— start PROVIDED RECORDS —

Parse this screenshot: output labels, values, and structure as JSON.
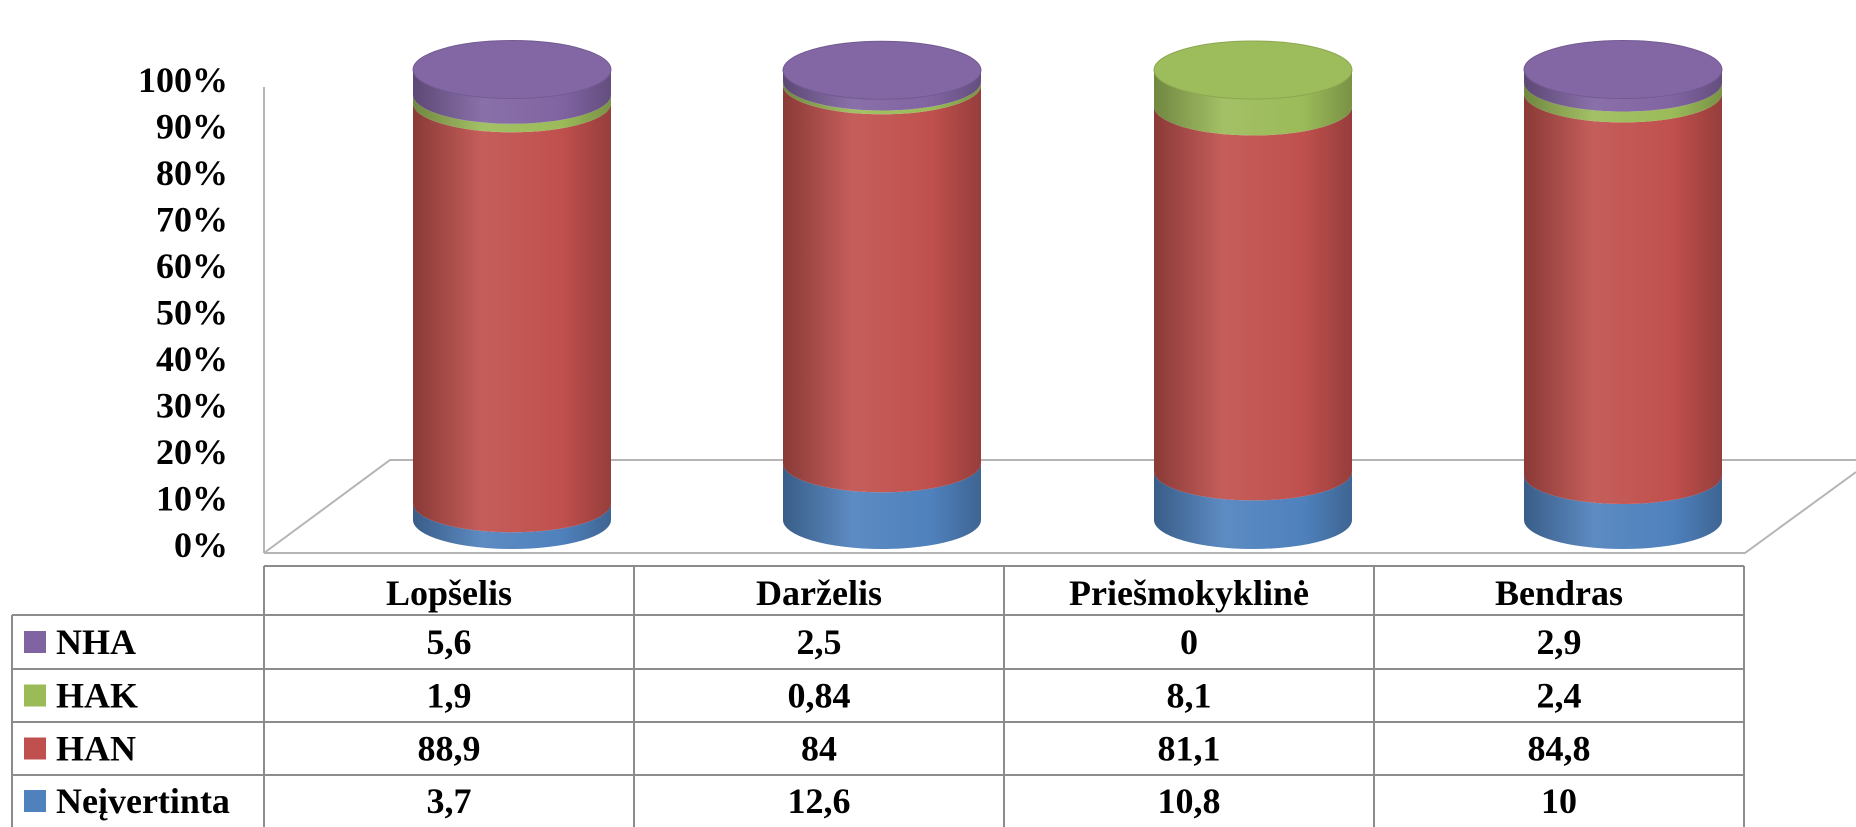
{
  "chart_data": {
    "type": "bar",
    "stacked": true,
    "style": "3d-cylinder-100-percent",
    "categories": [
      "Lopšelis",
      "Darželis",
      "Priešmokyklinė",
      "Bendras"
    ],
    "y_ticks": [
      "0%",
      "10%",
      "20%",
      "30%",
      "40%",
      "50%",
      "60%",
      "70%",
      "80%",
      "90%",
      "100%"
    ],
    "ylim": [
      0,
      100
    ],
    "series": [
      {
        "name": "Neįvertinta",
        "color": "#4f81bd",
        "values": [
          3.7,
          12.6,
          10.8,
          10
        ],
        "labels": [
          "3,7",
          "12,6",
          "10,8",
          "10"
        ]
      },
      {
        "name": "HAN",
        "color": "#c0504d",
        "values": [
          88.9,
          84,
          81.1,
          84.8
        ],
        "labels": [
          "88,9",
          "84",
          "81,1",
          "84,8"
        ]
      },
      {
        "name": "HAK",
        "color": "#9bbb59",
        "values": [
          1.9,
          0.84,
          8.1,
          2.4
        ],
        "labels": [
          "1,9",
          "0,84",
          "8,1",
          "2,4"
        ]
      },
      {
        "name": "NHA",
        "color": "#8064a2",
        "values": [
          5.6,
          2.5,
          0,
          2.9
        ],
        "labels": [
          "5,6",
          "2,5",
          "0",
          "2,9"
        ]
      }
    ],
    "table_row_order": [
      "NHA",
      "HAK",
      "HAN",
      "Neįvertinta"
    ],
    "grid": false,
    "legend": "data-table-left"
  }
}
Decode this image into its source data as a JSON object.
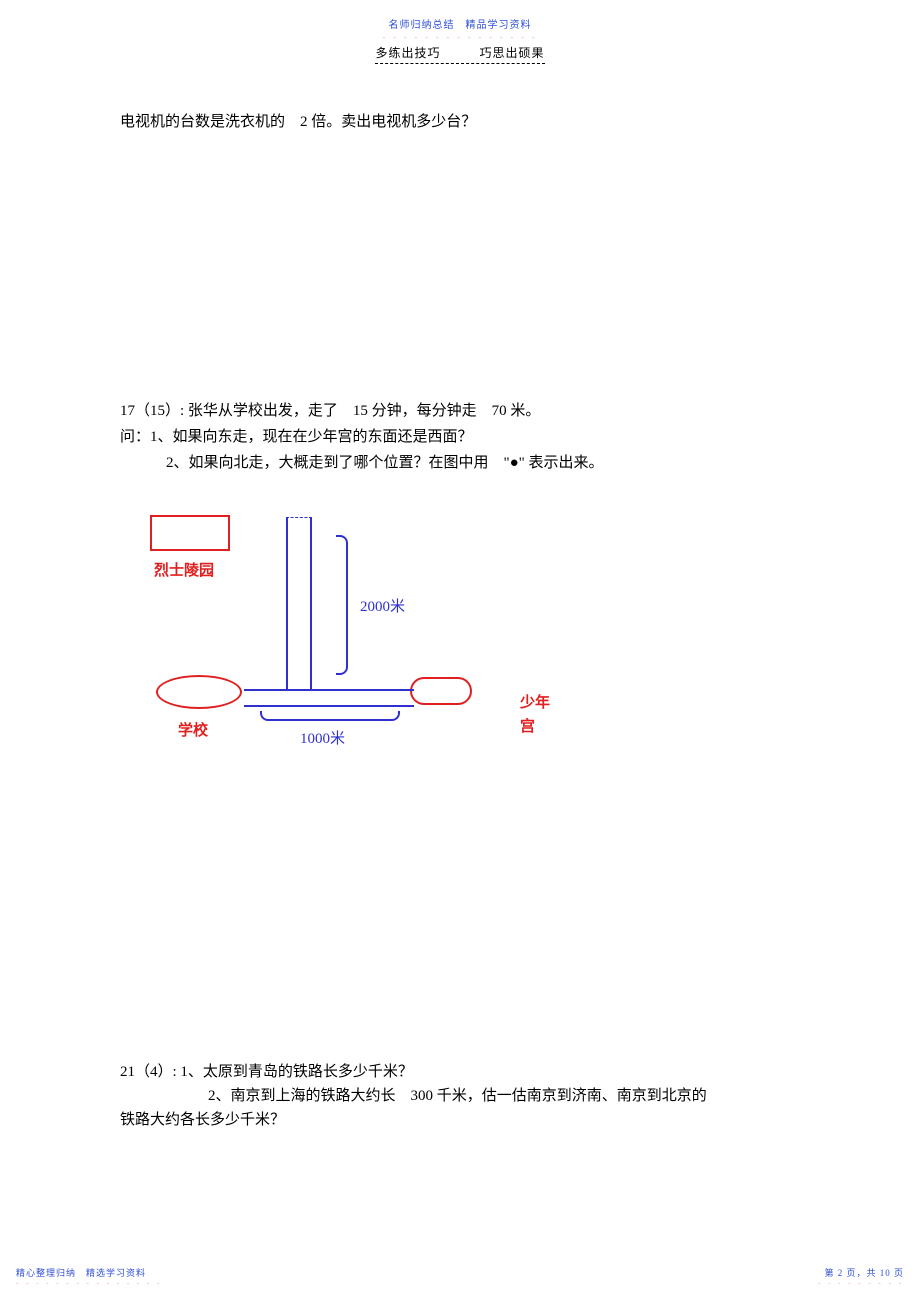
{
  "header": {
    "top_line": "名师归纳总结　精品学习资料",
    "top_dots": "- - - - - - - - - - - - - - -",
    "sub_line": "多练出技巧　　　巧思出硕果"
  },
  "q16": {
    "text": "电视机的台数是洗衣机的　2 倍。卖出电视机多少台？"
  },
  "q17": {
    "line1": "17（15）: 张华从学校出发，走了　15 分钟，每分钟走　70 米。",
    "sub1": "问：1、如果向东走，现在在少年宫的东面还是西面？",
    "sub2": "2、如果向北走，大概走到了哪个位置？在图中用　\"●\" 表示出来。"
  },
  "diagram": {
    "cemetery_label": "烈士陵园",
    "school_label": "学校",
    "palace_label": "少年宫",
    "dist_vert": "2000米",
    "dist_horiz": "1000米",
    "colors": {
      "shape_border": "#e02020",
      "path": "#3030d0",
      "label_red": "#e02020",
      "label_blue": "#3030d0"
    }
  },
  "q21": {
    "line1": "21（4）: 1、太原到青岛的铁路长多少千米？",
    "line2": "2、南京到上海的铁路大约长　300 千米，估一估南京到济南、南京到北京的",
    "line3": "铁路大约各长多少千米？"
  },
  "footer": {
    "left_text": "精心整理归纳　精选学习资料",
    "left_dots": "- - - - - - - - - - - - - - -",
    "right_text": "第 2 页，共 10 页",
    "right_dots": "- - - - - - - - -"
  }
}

— end PROVIDED RECORDS —
— start PROVIDED RECORDS —

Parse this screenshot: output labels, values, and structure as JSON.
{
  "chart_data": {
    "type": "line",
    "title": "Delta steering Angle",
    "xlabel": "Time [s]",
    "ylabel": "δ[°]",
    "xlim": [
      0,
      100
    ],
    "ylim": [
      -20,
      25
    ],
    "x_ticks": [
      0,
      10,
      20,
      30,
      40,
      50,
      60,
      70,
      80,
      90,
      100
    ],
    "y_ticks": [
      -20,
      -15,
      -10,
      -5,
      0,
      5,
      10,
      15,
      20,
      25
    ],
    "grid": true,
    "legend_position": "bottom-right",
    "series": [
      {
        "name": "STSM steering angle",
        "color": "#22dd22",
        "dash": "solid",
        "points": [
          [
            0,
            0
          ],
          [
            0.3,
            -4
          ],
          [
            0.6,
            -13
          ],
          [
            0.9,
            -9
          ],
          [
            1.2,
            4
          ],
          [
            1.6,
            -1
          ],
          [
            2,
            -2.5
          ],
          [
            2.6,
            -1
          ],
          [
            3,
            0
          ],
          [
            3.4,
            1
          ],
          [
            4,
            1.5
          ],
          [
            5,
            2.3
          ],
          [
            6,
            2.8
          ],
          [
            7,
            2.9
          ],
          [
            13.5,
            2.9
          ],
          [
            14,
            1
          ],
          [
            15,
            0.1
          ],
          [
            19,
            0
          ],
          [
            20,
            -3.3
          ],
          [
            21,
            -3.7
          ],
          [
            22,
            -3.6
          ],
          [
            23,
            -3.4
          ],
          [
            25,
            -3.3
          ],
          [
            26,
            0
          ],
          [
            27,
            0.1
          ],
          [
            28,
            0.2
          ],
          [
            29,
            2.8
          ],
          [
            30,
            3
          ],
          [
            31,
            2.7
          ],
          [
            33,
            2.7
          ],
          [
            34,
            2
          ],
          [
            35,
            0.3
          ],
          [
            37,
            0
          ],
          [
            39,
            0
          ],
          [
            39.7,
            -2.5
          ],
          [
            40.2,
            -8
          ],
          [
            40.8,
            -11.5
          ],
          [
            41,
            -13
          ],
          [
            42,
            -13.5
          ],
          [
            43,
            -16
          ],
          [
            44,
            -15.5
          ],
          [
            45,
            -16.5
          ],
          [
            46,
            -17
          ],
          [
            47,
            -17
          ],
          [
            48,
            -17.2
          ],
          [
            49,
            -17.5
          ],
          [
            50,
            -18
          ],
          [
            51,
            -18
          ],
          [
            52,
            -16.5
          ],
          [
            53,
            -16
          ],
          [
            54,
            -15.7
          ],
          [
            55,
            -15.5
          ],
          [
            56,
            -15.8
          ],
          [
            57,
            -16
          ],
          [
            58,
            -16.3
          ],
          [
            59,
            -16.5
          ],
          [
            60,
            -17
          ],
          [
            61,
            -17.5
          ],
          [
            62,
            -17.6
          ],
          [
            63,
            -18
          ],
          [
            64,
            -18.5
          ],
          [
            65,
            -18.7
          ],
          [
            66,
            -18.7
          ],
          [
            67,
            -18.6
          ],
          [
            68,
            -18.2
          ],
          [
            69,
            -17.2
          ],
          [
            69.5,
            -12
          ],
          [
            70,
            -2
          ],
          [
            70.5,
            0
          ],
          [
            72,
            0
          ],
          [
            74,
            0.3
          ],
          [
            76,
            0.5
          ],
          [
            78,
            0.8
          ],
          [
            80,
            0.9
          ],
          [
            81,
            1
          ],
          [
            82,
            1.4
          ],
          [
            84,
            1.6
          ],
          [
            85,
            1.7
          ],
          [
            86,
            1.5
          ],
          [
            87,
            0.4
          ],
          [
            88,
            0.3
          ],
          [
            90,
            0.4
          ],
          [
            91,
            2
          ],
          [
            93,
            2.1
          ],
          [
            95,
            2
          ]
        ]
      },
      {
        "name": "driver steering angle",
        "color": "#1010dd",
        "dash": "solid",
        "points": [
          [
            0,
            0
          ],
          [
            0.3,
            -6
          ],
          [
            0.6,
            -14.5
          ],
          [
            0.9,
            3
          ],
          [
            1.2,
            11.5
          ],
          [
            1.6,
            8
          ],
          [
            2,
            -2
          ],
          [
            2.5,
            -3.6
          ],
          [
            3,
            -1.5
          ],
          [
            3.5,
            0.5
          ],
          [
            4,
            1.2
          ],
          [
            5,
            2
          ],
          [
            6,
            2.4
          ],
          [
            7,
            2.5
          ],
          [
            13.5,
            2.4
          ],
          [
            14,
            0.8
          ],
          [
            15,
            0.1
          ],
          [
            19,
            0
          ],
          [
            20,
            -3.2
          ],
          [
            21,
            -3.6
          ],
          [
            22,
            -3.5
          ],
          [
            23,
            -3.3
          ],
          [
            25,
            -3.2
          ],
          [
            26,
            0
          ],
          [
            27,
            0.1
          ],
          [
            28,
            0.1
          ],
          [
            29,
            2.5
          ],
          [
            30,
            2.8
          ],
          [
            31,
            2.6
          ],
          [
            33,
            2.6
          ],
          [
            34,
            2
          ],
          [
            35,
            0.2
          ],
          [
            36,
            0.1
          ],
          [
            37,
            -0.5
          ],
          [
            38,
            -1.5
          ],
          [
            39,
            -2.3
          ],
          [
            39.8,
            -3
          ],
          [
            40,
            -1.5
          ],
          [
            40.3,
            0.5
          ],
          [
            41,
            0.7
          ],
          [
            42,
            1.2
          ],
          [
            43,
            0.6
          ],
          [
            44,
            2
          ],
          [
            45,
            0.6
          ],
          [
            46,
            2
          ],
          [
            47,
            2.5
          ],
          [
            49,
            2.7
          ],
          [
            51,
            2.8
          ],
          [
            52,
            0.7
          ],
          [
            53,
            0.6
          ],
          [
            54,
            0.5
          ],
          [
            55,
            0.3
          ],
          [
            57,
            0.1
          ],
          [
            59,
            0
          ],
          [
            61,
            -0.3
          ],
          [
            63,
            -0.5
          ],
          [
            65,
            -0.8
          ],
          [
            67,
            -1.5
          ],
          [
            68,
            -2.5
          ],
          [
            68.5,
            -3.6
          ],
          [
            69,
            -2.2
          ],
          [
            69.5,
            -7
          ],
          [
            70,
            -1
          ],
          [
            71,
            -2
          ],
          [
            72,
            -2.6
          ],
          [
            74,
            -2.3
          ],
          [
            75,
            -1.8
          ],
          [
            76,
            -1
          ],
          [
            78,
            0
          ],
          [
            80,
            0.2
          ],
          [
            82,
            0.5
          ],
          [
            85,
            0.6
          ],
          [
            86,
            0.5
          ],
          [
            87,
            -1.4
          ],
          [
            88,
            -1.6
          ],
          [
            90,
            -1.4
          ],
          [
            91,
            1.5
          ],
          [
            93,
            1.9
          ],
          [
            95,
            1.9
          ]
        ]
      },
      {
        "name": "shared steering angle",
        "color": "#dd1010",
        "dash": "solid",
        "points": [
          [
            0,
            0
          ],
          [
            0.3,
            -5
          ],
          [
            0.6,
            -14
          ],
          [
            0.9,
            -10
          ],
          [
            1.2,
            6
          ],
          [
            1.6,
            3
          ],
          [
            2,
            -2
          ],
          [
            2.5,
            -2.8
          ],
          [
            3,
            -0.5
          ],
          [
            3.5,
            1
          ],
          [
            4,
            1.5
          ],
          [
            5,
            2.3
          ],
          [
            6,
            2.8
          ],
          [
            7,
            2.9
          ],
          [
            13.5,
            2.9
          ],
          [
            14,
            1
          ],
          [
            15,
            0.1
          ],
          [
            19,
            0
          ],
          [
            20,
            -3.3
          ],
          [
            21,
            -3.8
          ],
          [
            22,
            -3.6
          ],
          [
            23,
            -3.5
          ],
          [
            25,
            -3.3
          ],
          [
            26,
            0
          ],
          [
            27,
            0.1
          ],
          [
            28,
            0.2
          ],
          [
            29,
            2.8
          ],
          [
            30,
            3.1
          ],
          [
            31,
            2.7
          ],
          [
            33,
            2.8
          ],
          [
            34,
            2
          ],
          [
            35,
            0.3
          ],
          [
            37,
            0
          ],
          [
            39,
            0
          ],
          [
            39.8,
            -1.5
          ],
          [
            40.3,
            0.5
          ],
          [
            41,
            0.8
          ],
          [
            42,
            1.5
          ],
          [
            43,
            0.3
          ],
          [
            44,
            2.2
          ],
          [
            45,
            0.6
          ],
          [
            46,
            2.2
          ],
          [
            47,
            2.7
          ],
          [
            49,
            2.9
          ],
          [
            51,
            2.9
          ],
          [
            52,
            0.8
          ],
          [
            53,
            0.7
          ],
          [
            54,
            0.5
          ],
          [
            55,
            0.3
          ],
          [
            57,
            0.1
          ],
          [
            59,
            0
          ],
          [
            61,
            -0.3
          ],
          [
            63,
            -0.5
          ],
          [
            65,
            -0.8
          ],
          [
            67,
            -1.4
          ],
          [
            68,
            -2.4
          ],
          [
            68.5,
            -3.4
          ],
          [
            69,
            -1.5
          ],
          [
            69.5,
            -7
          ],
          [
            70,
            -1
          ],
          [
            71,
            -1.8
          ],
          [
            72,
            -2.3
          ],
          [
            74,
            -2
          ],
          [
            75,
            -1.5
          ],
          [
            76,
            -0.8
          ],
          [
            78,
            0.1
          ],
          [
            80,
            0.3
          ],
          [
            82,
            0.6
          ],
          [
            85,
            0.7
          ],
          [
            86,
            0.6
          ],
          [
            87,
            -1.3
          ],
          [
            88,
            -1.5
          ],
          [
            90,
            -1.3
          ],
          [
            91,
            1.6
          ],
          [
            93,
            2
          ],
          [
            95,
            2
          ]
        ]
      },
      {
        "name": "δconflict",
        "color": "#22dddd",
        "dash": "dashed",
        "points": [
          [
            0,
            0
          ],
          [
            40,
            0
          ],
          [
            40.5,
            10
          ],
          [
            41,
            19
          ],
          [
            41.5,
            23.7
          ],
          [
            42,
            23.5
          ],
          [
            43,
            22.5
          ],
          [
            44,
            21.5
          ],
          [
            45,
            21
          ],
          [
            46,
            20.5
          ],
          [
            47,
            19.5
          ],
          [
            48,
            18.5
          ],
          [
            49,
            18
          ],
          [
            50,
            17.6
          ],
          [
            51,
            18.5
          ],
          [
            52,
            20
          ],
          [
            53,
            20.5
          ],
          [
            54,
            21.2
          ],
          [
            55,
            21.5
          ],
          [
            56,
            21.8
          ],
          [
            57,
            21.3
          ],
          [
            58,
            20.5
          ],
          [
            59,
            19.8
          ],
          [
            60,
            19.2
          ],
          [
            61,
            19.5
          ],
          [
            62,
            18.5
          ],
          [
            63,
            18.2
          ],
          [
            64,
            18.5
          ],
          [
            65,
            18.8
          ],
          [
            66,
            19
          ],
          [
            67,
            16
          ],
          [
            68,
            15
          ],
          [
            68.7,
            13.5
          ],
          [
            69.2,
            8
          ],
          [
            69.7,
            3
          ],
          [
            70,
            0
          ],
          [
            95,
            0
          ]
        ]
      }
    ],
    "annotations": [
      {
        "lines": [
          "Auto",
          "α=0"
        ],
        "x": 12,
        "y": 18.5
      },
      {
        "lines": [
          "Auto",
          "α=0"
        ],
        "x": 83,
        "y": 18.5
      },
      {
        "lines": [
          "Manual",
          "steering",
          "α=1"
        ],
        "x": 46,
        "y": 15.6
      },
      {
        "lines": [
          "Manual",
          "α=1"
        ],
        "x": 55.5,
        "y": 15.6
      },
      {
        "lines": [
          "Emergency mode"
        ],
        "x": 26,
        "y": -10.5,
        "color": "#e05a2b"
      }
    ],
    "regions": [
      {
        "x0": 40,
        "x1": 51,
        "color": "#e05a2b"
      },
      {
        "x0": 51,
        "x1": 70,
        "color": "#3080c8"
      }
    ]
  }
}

— end PROVIDED RECORDS —
— start PROVIDED RECORDS —

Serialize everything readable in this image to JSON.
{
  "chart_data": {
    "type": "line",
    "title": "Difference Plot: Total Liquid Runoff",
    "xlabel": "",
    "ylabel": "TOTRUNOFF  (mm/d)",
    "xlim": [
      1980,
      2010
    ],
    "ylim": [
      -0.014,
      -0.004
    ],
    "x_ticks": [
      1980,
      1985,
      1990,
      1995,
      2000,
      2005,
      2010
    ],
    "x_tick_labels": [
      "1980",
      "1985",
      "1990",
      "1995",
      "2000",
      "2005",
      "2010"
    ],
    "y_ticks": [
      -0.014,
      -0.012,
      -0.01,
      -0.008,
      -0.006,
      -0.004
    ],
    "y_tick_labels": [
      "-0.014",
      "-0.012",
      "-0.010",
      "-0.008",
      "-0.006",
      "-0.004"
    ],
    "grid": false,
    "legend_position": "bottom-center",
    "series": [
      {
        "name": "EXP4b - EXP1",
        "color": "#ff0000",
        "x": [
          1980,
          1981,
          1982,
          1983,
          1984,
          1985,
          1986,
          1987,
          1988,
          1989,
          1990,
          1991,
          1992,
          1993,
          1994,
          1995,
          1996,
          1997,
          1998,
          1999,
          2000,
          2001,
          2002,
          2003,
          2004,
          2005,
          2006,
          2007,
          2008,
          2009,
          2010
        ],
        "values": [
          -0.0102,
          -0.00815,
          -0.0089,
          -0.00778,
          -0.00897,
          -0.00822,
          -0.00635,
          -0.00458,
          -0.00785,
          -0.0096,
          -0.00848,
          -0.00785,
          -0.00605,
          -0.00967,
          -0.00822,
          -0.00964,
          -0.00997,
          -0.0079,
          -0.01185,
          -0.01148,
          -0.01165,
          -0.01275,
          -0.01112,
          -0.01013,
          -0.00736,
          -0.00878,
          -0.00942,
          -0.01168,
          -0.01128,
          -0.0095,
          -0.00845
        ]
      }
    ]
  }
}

— end PROVIDED RECORDS —

Pull out all lines from the entries above that include the word "image".

Decode this image into its source data as a JSON object.
Serialize everything readable in this image to JSON.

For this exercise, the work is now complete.